• WHAT NEEDS TO BE DONE: Give the stretch of records from the line containing "apps-icon[interactable] <box>373 300" through the line containing "What elements are" as a Markdown table. Use the columns Row and Line, with one numbered row per line and blank lines left out.

• EXERCISE MATERIALS:
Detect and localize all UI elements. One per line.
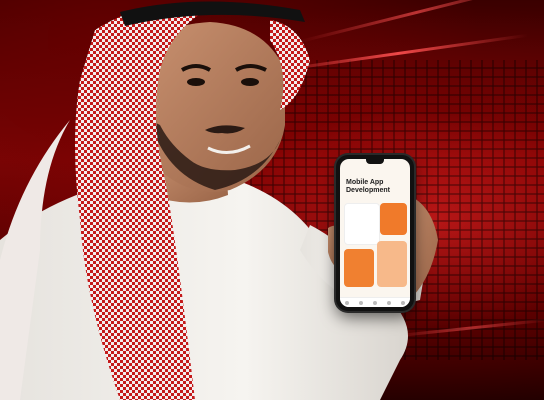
apps-icon[interactable] <box>373 300 377 305</box>
smartphone: Mobile App Development <box>336 155 414 311</box>
app-card-orange-small[interactable] <box>344 249 374 287</box>
phone-notch <box>366 159 384 164</box>
app-card-white[interactable] <box>344 203 380 245</box>
profile-icon[interactable] <box>387 300 391 305</box>
photo-scene: Mobile App Development <box>0 0 544 400</box>
home-icon[interactable] <box>345 300 349 305</box>
app-card-orange[interactable] <box>380 203 407 235</box>
app-card-peach[interactable] <box>377 241 407 287</box>
phone-screen: Mobile App Development <box>340 159 410 307</box>
man-in-ghutra <box>0 1 438 400</box>
phone-tab-bar <box>340 297 410 307</box>
search-icon[interactable] <box>359 300 363 305</box>
menu-icon[interactable] <box>401 300 405 305</box>
app-title: Mobile App Development <box>346 179 390 194</box>
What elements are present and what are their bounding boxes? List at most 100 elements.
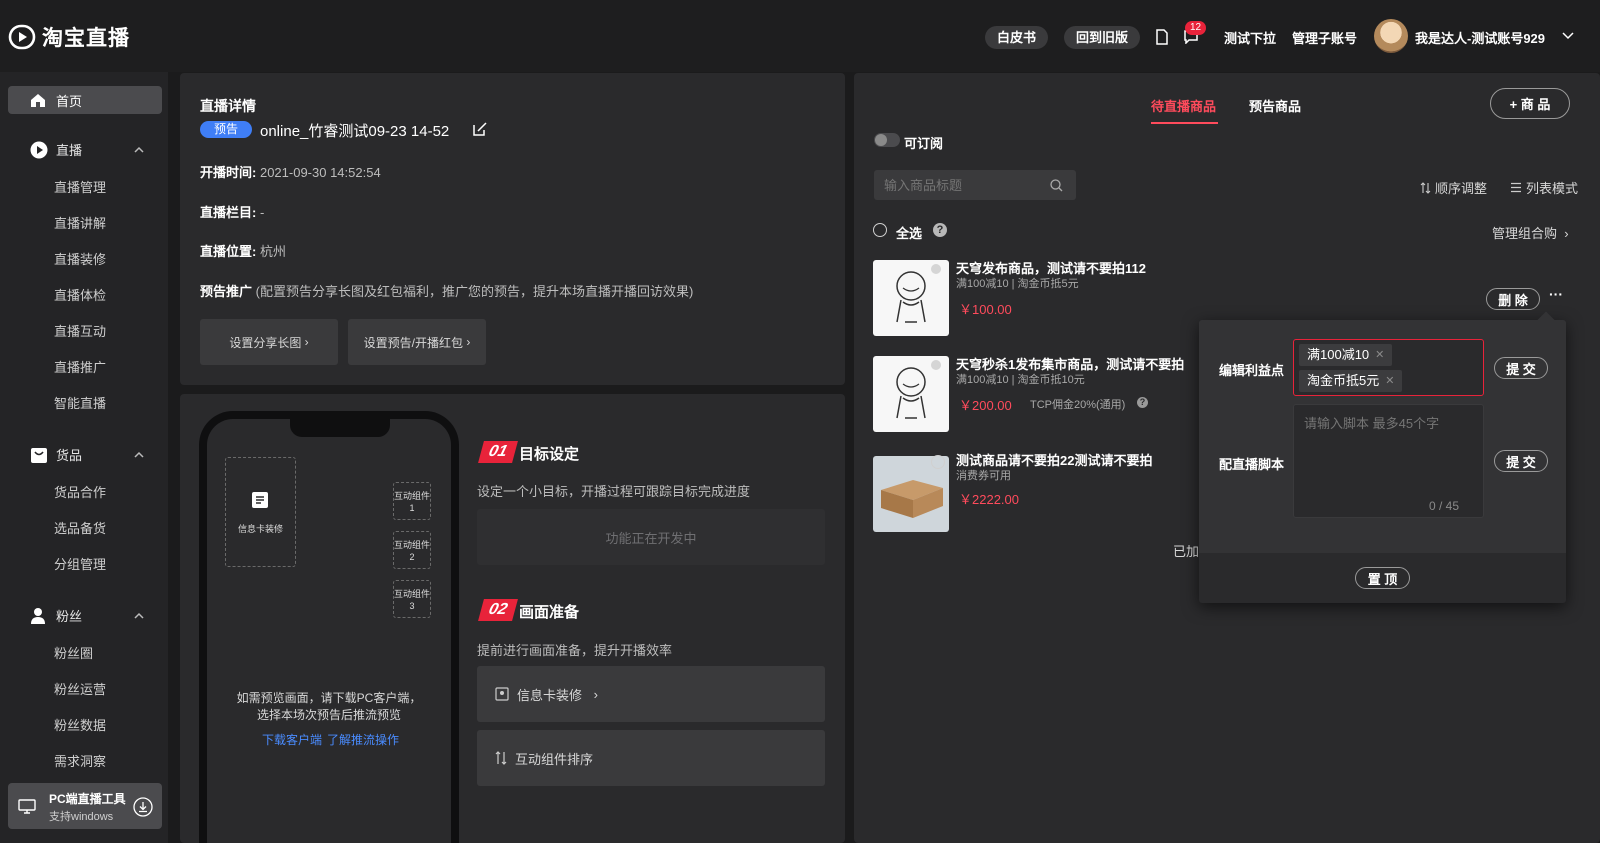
info-card-label: 信息卡装修 <box>237 524 283 534</box>
sidebar-item-live-explain[interactable]: 直播讲解 <box>54 213 106 232</box>
logo[interactable]: 淘宝直播 <box>8 22 130 52</box>
product-benefits: 满100减10 | 淘金币抵5元 <box>956 278 1079 290</box>
chevron-up-icon[interactable] <box>134 145 144 155</box>
preview-tag: 预告 <box>200 121 253 138</box>
help-icon[interactable]: ? <box>1137 397 1148 408</box>
close-icon[interactable]: ✕ <box>1385 370 1394 392</box>
submit-benefit-button[interactable]: 提 交 <box>1494 357 1548 379</box>
product-commission: TCP佣金20%(通用) <box>1030 399 1126 411</box>
edit-icon[interactable] <box>472 121 488 137</box>
chevron-up-icon[interactable] <box>134 611 144 621</box>
location-row: 直播位置: 杭州 <box>200 241 286 260</box>
chevron-up-icon[interactable] <box>134 450 144 460</box>
list-mode-button[interactable]: 列表模式 <box>1510 178 1578 197</box>
red-packet-label: 设置预告/开播红包 <box>363 335 463 350</box>
script-label: 配直播脚本 <box>1219 457 1285 472</box>
added-partial-text: 已加 <box>1173 544 1200 559</box>
interactive-component-slot-1[interactable]: 互动组件1 <box>393 482 431 520</box>
red-packet-button[interactable]: 设置预告/开播红包 › <box>348 319 486 365</box>
preview-hint-line2: 选择本场次预告后推流预览 <box>256 708 401 722</box>
goal-dev-box: 功能正在开发中 <box>477 509 825 565</box>
product-image[interactable] <box>873 356 949 432</box>
sidebar-item-live-promo[interactable]: 直播推广 <box>54 357 106 376</box>
manage-sub-account-link[interactable]: 管理子账号 <box>1292 28 1357 47</box>
sidebar-item-goods-coop[interactable]: 货品合作 <box>54 482 106 501</box>
live-title: online_竹睿测试09-23 14-52 <box>260 123 450 140</box>
tab-preview-products[interactable]: 预告商品 <box>1249 96 1301 115</box>
help-icon[interactable]: ? <box>933 223 947 237</box>
whitepaper-button[interactable]: 白皮书 <box>985 26 1049 49</box>
benefit-chip[interactable]: 淘金币抵5元 ✕ <box>1299 370 1403 392</box>
delete-product-button[interactable]: 删 除 <box>1486 288 1540 310</box>
doll-illustration <box>896 264 941 323</box>
search-icon[interactable] <box>1050 179 1063 192</box>
sort-adjust-button[interactable]: 顺序调整 <box>1420 178 1487 197</box>
list-icon <box>1511 182 1521 193</box>
avatar[interactable] <box>1374 19 1408 53</box>
sidebar-item-home[interactable]: 首页 <box>8 86 162 114</box>
chevron-down-icon[interactable] <box>1562 32 1574 40</box>
user-icon <box>31 607 45 624</box>
submit-script-button[interactable]: 提 交 <box>1494 450 1548 472</box>
component-sort-row[interactable]: 互动组件排序 <box>477 730 825 786</box>
details-heading: 直播详情 <box>200 98 256 114</box>
old-version-button[interactable]: 回到旧版 <box>1064 26 1141 49</box>
sidebar-item-fans-ops[interactable]: 粉丝运营 <box>54 679 106 698</box>
product-select-radio[interactable] <box>931 455 945 469</box>
download-client-link[interactable]: 下载客户端 <box>262 731 322 748</box>
account-name[interactable]: 我是达人-测试账号929 <box>1415 28 1545 47</box>
learn-stream-link[interactable]: 了解推流操作 <box>327 731 399 748</box>
promo-row: 预告推广 (配置预告分享长图及红包福利，推广您的预告，提升本场直播开播回访效果) <box>200 281 693 300</box>
sidebar-item-live-check[interactable]: 直播体检 <box>54 285 106 304</box>
info-card-icon <box>252 492 268 508</box>
select-all-label: 全选 <box>896 226 923 241</box>
document-icon[interactable] <box>1155 29 1169 45</box>
sidebar-item-fans-insight[interactable]: 需求洞察 <box>54 751 106 770</box>
search-input[interactable] <box>874 170 1044 200</box>
sort-icon <box>1420 181 1431 194</box>
sidebar-item-goods-group[interactable]: 分组管理 <box>54 554 106 573</box>
pc-tool-subtitle: 支持windows <box>49 811 114 823</box>
interactive-component-slot-2[interactable]: 互动组件2 <box>393 531 431 569</box>
sidebar-item-live-interact[interactable]: 直播互动 <box>54 321 106 340</box>
phone-notch <box>290 411 390 437</box>
column-label: 直播栏目: <box>200 205 257 220</box>
sidebar-item-fans-data[interactable]: 粉丝数据 <box>54 715 106 734</box>
script-char-count: 0 / 45 <box>1429 499 1460 513</box>
product-image[interactable] <box>873 260 949 336</box>
tab-pending-products[interactable]: 待直播商品 <box>1151 96 1216 115</box>
info-card-slot[interactable] <box>225 457 296 567</box>
sidebar-group-fans[interactable]: 粉丝 <box>30 606 82 625</box>
top-bar <box>0 0 1600 72</box>
test-dropdown-link[interactable]: 测试下拉 <box>1224 28 1276 47</box>
sidebar-item-fans-circle[interactable]: 粉丝圈 <box>54 643 93 662</box>
sidebar-item-goods-stock[interactable]: 选品备货 <box>54 518 106 537</box>
more-options-icon[interactable]: ··· <box>1549 286 1563 302</box>
close-icon[interactable]: ✕ <box>1375 344 1384 366</box>
pc-tool-title: PC端直播工具 <box>49 792 126 806</box>
sidebar-item-live-manage[interactable]: 直播管理 <box>54 177 106 196</box>
manage-combo-link[interactable]: 管理组合购 › <box>1492 223 1569 242</box>
product-benefits: 消费券可用 <box>956 470 1011 482</box>
component-sort-label: 互动组件排序 <box>515 751 594 767</box>
step2-desc: 提前进行画面准备，提升开播效率 <box>477 643 673 658</box>
sidebar-item-live-smart[interactable]: 智能直播 <box>54 393 106 412</box>
info-card-decor-row[interactable]: 信息卡装修 › <box>477 666 825 722</box>
sidebar-item-live-decor[interactable]: 直播装修 <box>54 249 106 268</box>
sidebar-group-goods[interactable]: 货品 <box>30 445 82 464</box>
pin-top-button[interactable]: 置 顶 <box>1355 567 1410 589</box>
search-input-box[interactable] <box>874 170 1076 200</box>
interactive-component-slot-3[interactable]: 互动组件3 <box>393 580 431 618</box>
share-image-button[interactable]: 设置分享长图 › <box>200 319 338 365</box>
select-all-radio[interactable] <box>873 223 887 237</box>
benefit-chip[interactable]: 满100减10 ✕ <box>1299 344 1393 366</box>
download-icon[interactable] <box>133 797 153 817</box>
play-icon <box>30 141 48 158</box>
subscribe-toggle[interactable] <box>874 133 900 147</box>
add-product-button[interactable]: + 商 品 <box>1490 88 1570 119</box>
notification-badge: 12 <box>1185 21 1207 35</box>
product-price: ￥2222.00 <box>959 492 1019 507</box>
sidebar-group-live[interactable]: 直播 <box>30 140 82 159</box>
home-icon <box>31 93 45 107</box>
preview-hint-line1: 如需预览画面，请下载PC客户端， <box>236 691 422 705</box>
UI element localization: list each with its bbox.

• RESPONSE:
| Row | Line |
|---|---|
| 1 | apps-icon[interactable] <box>373 300 377 305</box> |
| 2 | smartphone: Mobile App Development <box>336 155 414 311</box> |
| 3 | app-card-orange-small[interactable] <box>344 249 374 287</box> |
| 4 | phone-notch <box>366 159 384 164</box> |
| 5 | app-card-white[interactable] <box>344 203 380 245</box> |
| 6 | profile-icon[interactable] <box>387 300 391 305</box> |
| 7 | photo-scene: Mobile App Development <box>0 0 544 400</box> |
| 8 | home-icon[interactable] <box>345 300 349 305</box> |
| 9 | app-card-orange[interactable] <box>380 203 407 235</box> |
| 10 | app-card-peach[interactable] <box>377 241 407 287</box> |
| 11 | phone-screen: Mobile App Development <box>340 159 410 307</box> |
| 12 | man-in-ghutra <box>0 1 438 400</box> |
| 13 | phone-tab-bar <box>340 297 410 307</box> |
| 14 | search-icon[interactable] <box>359 300 363 305</box> |
| 15 | menu-icon[interactable] <box>401 300 405 305</box> |
| 16 | app-title: Mobile App Development <box>346 179 390 194</box> |
| 17 | What elements are present and what are their bounding boxes? List at most 100 elements. |